- PROBLEM REQUIREMENTS: Filter the entries, keeping every line with the word "document".

- RECORD EXTRACTS:
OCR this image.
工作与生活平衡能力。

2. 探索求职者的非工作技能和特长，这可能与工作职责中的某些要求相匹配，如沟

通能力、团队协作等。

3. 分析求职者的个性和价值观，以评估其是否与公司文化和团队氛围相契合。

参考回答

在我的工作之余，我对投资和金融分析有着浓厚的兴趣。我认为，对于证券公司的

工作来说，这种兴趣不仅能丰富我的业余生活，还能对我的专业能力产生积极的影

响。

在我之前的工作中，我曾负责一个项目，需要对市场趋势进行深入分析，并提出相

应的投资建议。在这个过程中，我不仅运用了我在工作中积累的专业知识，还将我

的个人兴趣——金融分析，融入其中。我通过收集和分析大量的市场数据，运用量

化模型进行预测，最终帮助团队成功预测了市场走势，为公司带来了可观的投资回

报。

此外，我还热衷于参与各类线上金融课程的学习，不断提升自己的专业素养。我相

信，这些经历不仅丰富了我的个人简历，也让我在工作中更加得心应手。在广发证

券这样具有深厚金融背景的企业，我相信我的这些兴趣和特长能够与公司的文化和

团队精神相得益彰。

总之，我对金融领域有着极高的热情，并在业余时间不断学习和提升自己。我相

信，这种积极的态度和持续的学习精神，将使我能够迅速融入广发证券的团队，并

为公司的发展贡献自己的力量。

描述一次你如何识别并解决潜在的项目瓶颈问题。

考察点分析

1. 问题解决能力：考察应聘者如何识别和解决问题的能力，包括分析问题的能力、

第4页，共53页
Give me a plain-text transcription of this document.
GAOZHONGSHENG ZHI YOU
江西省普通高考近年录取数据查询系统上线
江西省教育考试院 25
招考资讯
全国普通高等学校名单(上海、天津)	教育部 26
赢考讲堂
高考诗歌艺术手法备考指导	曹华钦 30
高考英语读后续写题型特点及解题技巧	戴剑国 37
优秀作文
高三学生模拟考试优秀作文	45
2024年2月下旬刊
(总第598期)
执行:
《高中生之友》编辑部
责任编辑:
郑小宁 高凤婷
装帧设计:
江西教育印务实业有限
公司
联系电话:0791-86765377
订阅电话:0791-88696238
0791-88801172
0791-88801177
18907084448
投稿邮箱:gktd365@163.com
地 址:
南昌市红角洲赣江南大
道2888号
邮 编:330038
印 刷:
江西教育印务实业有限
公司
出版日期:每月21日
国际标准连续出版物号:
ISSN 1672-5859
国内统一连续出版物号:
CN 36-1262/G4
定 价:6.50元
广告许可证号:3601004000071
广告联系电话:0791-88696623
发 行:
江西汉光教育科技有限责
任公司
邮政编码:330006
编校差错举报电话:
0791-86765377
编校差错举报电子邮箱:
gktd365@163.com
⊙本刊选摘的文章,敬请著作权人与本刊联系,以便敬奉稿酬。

* * *

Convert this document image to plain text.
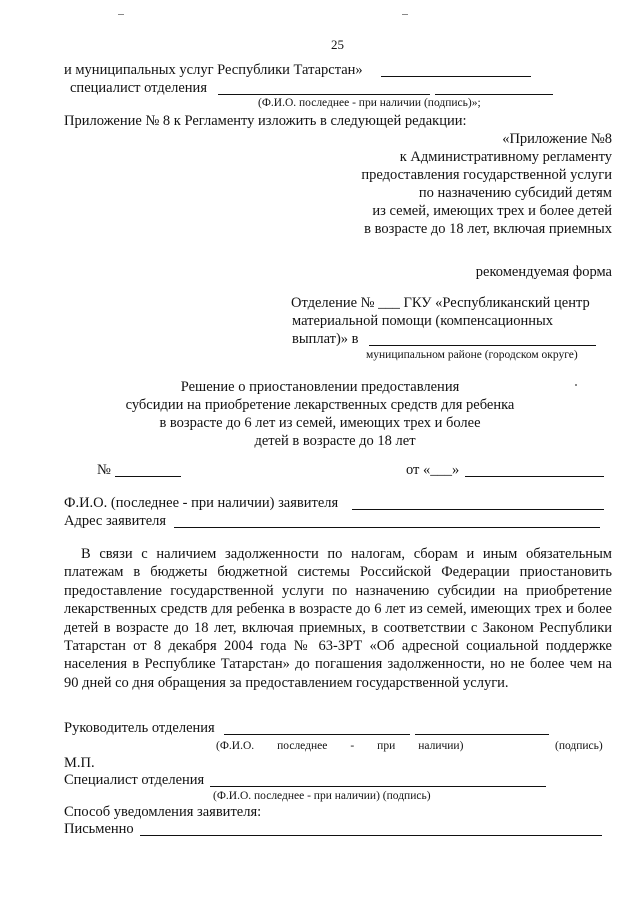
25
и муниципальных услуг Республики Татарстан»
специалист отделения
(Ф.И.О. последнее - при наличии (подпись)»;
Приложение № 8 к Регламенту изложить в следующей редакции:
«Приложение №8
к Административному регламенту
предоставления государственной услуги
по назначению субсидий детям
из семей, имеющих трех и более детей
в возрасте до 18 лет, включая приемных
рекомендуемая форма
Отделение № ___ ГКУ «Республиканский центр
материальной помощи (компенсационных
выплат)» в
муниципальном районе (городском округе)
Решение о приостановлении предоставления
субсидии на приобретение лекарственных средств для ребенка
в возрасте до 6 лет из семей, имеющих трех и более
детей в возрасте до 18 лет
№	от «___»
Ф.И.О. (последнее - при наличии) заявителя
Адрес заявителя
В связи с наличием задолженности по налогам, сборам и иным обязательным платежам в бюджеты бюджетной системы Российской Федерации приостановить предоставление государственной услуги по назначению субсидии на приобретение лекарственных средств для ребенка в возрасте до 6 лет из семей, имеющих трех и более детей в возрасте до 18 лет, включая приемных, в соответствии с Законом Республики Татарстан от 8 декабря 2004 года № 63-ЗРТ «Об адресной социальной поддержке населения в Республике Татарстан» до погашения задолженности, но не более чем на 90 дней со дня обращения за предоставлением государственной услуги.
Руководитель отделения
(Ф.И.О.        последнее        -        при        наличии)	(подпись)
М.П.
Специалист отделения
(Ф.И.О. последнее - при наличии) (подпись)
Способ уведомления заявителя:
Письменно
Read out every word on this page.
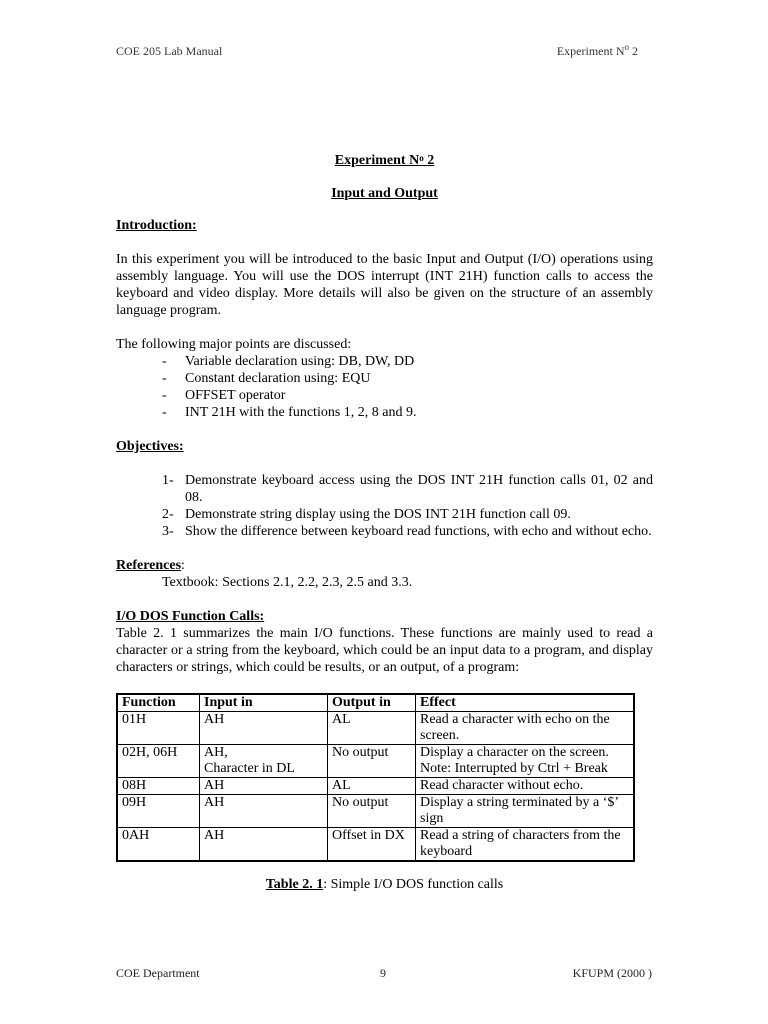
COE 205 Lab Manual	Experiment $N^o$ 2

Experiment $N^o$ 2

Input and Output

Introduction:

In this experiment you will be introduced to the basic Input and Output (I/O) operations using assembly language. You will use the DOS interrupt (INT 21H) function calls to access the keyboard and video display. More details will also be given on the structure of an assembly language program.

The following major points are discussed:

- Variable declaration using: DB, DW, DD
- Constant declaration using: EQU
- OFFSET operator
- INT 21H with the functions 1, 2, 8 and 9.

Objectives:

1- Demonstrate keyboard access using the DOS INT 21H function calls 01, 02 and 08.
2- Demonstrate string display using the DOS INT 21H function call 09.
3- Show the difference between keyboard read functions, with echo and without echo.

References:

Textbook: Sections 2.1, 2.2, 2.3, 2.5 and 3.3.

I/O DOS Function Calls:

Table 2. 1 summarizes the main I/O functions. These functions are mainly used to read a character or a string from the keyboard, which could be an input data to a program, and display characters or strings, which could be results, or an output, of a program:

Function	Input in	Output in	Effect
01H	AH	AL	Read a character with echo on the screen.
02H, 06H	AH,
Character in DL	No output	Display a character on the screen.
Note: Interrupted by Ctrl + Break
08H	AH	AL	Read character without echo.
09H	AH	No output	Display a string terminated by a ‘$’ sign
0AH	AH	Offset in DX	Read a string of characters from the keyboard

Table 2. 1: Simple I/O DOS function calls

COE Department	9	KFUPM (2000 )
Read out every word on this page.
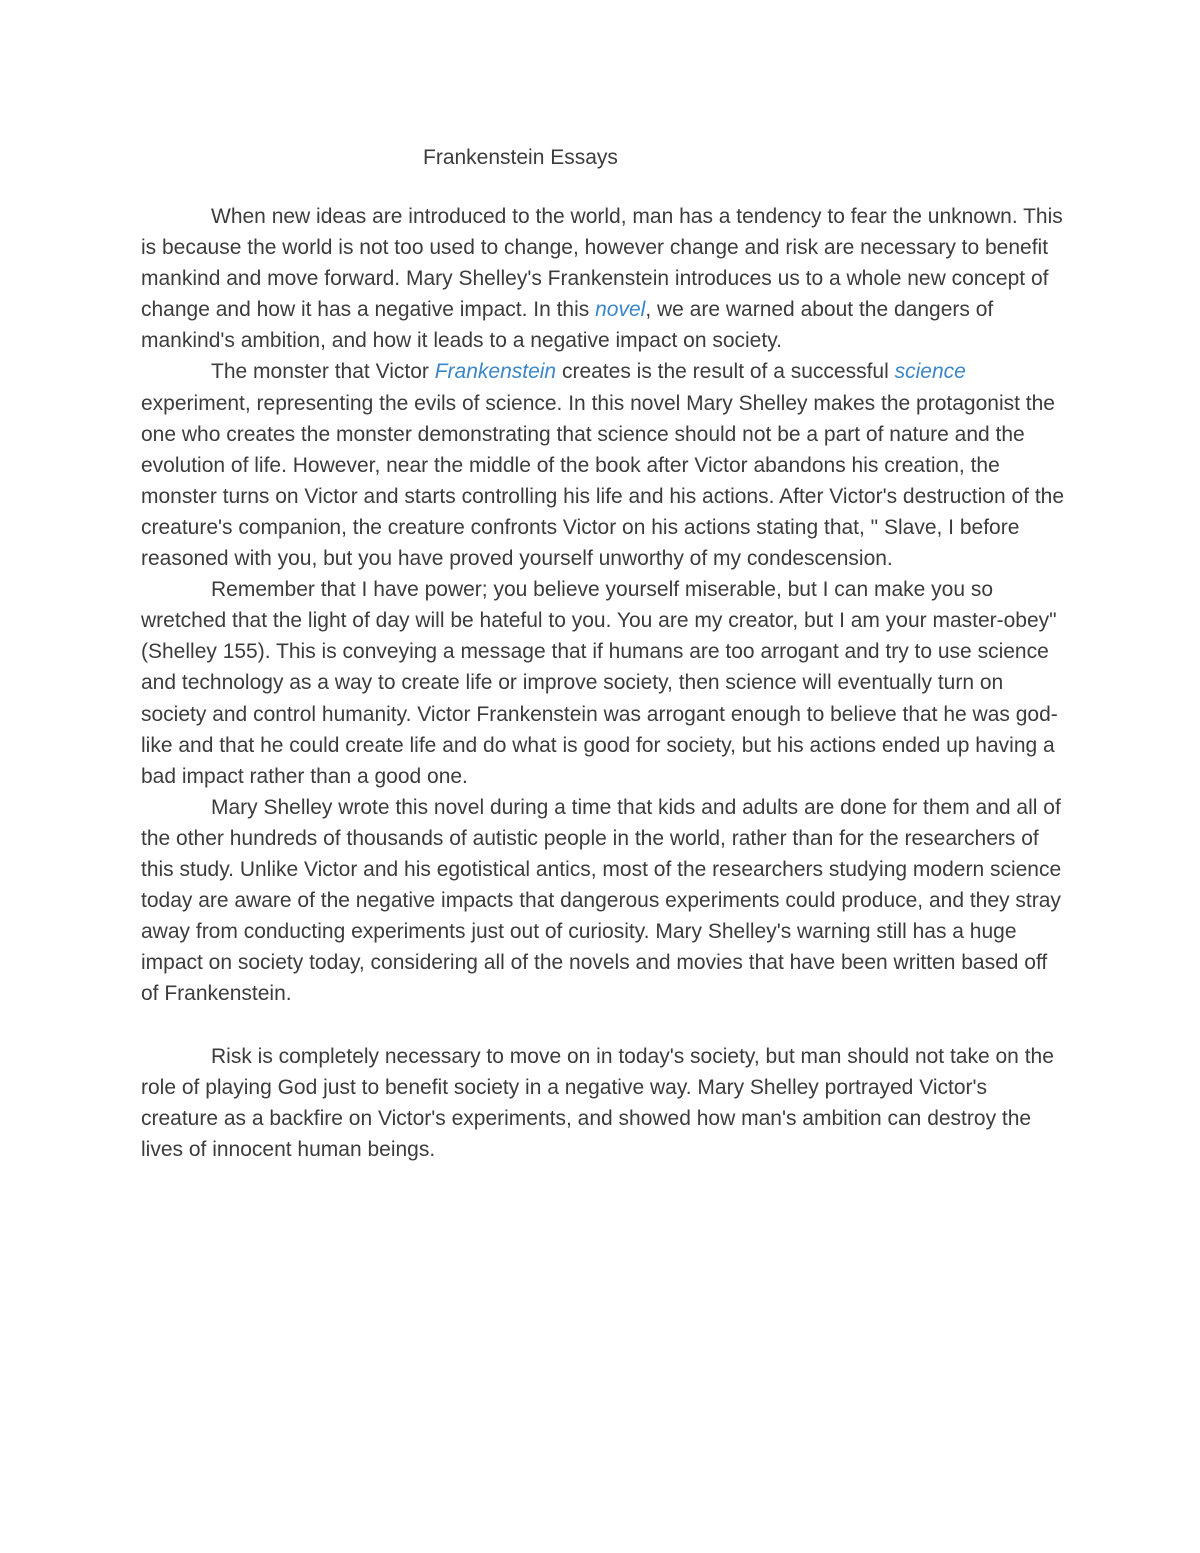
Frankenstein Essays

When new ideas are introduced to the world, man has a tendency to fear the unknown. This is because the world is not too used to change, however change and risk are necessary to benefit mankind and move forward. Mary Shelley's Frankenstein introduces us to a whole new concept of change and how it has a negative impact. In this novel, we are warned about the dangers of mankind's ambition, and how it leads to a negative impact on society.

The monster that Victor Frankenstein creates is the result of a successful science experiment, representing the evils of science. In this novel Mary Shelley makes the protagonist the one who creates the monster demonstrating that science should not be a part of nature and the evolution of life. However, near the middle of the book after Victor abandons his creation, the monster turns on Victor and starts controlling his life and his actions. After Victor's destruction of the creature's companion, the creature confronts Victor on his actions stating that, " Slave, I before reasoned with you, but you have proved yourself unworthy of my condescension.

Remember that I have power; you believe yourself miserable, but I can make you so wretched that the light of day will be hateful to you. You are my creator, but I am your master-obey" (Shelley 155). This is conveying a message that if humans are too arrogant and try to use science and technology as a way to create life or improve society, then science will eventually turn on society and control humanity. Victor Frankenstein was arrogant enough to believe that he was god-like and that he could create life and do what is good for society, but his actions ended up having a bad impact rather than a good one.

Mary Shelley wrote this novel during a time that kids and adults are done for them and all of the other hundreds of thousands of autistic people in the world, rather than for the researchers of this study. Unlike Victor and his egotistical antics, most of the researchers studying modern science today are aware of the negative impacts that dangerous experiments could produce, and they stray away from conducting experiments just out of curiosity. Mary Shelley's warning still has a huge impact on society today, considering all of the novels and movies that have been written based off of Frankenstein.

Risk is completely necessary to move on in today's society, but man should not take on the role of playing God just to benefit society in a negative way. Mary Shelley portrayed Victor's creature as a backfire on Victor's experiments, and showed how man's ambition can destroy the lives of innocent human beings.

* * *

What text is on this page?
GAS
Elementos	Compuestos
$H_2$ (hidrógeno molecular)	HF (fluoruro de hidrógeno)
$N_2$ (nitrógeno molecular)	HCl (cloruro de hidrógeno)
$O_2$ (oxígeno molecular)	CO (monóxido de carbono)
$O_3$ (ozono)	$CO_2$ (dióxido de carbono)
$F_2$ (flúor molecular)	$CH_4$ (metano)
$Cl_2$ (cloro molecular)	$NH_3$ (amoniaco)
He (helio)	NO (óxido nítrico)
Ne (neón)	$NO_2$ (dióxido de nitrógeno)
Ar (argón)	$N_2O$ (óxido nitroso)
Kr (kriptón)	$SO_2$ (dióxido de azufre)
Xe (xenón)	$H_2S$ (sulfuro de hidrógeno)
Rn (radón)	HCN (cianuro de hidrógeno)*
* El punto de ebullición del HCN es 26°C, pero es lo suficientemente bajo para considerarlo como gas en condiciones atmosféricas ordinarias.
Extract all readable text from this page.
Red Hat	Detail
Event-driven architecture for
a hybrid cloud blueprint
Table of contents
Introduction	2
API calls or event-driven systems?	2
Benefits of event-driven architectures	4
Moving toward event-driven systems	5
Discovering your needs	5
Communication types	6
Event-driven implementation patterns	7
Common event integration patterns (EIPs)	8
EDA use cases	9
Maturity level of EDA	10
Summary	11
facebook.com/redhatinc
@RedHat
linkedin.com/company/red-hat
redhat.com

- TASK RESULT:
Give me a plain-text transcription of this document.
Convert this document image to plain text.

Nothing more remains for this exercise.